▶ **TASK DESCRIPTION**: Make an exact copy of all the entries below, with the pictures left out.
[BEGIN]
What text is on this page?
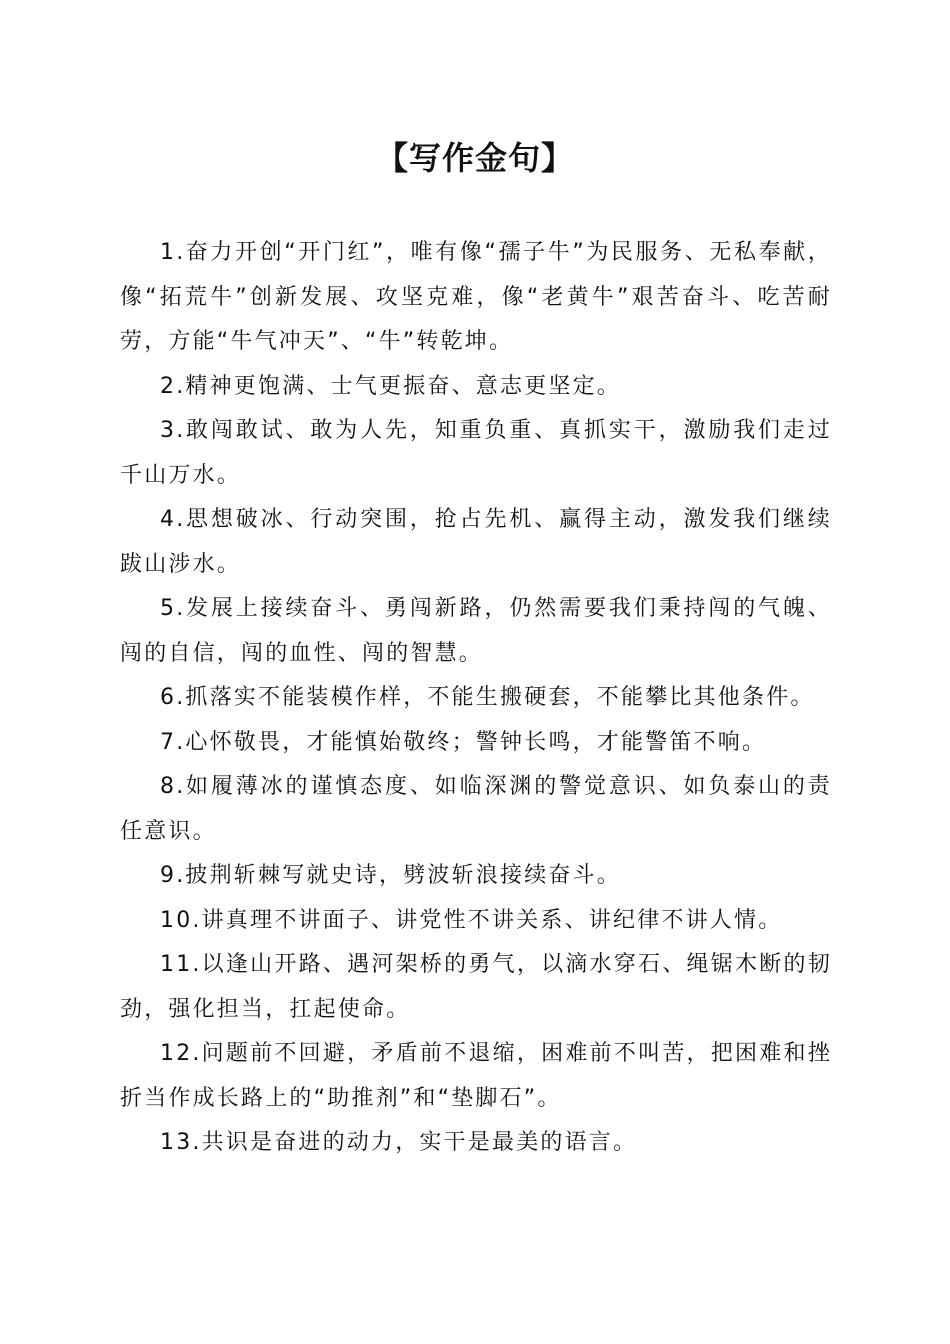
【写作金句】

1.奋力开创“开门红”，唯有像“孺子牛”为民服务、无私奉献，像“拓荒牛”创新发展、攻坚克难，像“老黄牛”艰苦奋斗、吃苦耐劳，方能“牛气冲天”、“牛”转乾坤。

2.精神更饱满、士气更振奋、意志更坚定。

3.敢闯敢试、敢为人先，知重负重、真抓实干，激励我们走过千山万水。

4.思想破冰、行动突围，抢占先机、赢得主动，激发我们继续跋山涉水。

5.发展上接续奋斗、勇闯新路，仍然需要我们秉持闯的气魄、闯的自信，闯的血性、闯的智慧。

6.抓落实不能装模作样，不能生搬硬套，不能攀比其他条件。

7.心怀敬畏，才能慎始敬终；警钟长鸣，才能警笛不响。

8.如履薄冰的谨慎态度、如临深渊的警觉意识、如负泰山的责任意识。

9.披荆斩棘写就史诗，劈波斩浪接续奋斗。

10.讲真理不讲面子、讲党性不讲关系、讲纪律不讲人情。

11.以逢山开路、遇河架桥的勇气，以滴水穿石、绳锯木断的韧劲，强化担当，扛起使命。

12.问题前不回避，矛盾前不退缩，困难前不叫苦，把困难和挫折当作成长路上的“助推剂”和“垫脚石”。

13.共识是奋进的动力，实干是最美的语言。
[END]
▶ **TASK RESULT**:
What text is on this page?
【写作金句】

1.奋力开创“开门红”，唯有像“孺子牛”为民服务、无私奉献，像“拓荒牛”创新发展、攻坚克难，像“老黄牛”艰苦奋斗、吃苦耐劳，方能“牛气冲天”、“牛”转乾坤。

2.精神更饱满、士气更振奋、意志更坚定。

3.敢闯敢试、敢为人先，知重负重、真抓实干，激励我们走过千山万水。

4.思想破冰、行动突围，抢占先机、赢得主动，激发我们继续跋山涉水。

5.发展上接续奋斗、勇闯新路，仍然需要我们秉持闯的气魄、闯的自信，闯的血性、闯的智慧。

6.抓落实不能装模作样，不能生搬硬套，不能攀比其他条件。

7.心怀敬畏，才能慎始敬终；警钟长鸣，才能警笛不响。

8.如履薄冰的谨慎态度、如临深渊的警觉意识、如负泰山的责任意识。

9.披荆斩棘写就史诗，劈波斩浪接续奋斗。

10.讲真理不讲面子、讲党性不讲关系、讲纪律不讲人情。

11.以逢山开路、遇河架桥的勇气，以滴水穿石、绳锯木断的韧劲，强化担当，扛起使命。

12.问题前不回避，矛盾前不退缩，困难前不叫苦，把困难和挫折当作成长路上的“助推剂”和“垫脚石”。

13.共识是奋进的动力，实干是最美的语言。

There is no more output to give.